SELECTED PASSAGE:

I was thinking more about protecting the OS from errant user code. When user
code is run-time downloadable there is a danger that it won't be as well
tested as the kernel.

I haven't really given much thought to the practical difficulties of doing
this. You mention the overhead when making system calls. Is this because the
MMU mappings need to be replaced with the system mappings when control
passes to the OS and back to the user mappings when it switches back to user
code?

Chris.

Re: [ECOS] Re: Memory protection

[Kenneth Porter]

On Fri, 27 Nov 1998 15:04:06 GMT, Bart Veer wrote:

>4) limited protection support, primarily for debugging purposes, for
>   example the ability to invalidate certain parts of the address
>   space like location 0.

I'd add the ability to write-protect code in RAM once it's read in,
both for debugging and to protect it from wild pointers in the field.
Same thing for memory-mapped non-volatile parameter memories (ie.

LISTING:
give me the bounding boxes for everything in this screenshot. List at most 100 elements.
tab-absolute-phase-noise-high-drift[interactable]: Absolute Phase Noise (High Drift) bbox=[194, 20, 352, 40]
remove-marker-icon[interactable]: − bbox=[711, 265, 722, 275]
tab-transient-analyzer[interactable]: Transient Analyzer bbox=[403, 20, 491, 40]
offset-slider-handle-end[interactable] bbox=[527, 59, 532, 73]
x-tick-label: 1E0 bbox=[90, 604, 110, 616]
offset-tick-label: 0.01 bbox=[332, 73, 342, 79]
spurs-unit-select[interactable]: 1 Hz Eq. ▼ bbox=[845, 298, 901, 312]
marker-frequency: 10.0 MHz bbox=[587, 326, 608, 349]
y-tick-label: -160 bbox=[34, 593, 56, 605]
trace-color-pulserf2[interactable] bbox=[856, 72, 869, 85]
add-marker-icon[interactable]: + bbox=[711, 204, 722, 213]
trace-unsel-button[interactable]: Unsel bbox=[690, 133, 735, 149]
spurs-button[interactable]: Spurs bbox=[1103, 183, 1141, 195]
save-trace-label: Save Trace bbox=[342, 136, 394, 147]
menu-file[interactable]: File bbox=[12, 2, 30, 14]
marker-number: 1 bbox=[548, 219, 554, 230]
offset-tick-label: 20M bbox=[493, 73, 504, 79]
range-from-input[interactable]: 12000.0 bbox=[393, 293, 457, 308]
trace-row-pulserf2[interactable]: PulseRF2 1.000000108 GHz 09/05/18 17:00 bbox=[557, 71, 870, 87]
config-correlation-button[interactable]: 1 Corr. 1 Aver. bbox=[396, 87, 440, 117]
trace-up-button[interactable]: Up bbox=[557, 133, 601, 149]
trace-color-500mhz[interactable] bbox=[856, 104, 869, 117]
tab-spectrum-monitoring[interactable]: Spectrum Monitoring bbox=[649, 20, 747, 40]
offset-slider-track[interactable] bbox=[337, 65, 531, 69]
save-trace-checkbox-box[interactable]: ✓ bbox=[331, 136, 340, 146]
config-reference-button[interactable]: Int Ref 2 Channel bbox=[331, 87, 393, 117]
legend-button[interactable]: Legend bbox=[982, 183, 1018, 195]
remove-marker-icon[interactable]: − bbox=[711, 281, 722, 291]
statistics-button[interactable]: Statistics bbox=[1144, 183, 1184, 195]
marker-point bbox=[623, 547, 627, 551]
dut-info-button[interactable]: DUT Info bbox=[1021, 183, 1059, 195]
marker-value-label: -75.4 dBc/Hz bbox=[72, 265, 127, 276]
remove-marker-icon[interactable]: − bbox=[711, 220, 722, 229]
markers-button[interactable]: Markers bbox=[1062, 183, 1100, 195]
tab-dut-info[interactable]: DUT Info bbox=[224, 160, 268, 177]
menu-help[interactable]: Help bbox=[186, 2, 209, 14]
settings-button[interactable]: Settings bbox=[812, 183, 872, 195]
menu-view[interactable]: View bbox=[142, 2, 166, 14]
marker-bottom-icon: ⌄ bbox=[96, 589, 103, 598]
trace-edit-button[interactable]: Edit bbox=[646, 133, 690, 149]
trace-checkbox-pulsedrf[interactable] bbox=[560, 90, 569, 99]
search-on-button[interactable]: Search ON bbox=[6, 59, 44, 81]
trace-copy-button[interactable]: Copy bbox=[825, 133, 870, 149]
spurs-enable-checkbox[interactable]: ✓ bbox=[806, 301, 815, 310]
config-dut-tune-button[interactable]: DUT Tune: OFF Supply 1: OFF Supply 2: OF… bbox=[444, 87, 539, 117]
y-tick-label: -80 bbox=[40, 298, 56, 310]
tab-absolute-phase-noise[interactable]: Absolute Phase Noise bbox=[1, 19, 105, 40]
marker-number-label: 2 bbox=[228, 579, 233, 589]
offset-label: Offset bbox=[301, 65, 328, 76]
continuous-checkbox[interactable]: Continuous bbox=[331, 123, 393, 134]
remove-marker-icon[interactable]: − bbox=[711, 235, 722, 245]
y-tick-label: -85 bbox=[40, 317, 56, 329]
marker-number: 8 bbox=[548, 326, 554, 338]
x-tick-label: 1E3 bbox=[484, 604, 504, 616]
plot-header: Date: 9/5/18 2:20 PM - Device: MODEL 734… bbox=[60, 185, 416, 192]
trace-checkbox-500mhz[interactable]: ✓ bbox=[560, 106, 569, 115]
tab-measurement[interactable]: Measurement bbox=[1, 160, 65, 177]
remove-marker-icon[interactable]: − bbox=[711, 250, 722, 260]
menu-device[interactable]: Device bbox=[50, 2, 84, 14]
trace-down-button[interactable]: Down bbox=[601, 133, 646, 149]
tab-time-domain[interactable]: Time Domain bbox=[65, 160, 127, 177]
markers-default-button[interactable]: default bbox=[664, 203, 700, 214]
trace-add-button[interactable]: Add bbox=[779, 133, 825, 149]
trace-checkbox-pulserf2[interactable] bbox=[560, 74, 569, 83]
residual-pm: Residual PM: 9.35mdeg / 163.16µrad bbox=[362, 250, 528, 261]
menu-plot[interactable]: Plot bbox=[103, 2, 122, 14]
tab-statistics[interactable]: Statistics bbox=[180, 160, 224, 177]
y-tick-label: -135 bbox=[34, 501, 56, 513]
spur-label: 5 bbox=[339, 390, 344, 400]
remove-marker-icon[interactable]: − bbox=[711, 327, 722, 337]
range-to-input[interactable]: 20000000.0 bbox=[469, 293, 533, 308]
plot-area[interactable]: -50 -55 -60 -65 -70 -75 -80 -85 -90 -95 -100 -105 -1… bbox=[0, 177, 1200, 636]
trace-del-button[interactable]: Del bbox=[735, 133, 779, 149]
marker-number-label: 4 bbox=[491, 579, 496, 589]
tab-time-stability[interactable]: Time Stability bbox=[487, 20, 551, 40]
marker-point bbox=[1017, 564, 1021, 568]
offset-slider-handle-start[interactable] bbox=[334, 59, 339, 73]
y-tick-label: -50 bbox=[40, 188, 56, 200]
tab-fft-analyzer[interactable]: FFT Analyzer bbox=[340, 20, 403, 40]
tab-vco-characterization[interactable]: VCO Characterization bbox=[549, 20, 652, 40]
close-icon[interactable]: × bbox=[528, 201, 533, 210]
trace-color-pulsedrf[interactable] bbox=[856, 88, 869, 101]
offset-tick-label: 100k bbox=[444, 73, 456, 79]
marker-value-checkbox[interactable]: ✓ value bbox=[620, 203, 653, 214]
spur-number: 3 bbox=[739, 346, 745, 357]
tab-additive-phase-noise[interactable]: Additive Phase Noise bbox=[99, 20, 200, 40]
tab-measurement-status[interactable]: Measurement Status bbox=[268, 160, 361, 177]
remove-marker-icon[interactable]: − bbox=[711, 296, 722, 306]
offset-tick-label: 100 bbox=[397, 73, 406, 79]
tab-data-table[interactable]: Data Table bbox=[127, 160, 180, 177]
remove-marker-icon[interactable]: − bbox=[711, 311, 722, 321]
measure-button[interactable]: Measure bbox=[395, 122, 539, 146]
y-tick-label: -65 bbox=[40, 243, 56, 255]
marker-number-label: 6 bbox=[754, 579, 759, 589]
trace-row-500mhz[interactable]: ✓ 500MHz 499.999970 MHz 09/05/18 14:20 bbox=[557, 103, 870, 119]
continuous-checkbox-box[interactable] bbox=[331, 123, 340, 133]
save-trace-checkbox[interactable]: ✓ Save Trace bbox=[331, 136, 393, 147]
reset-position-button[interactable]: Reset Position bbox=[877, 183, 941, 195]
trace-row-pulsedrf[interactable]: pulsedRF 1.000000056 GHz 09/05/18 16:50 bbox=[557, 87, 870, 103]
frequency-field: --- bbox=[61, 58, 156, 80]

WHAT TO WORK ON:
**A)** Name every person who appears in the memory protection thread.
**B)** Proceed with the memory protection thread, picking up where it stops.
The lines have no role here.

TASK RESPONSES:
**A)** Chris, Kenneth Porter, Bart Veer

**B)**
EEPROM).

Read-protecting code (ie. limiting it to execute-only access) would be
useful in chasing wild read pointers. (BTW, can GCC store vtables in
non-code read-only memory, so that it can have different access rights
than code or data pages? Such memory would hold read-only data objects
like strings and function pointers.)

I don't see a strong need for the MMU for multiple processes, myself.
Instead, it would serve the same purpose as a watchdog timer: to
protect a system from runtime problems.


Kenneth Porter
Kensington Laboratories, Inc.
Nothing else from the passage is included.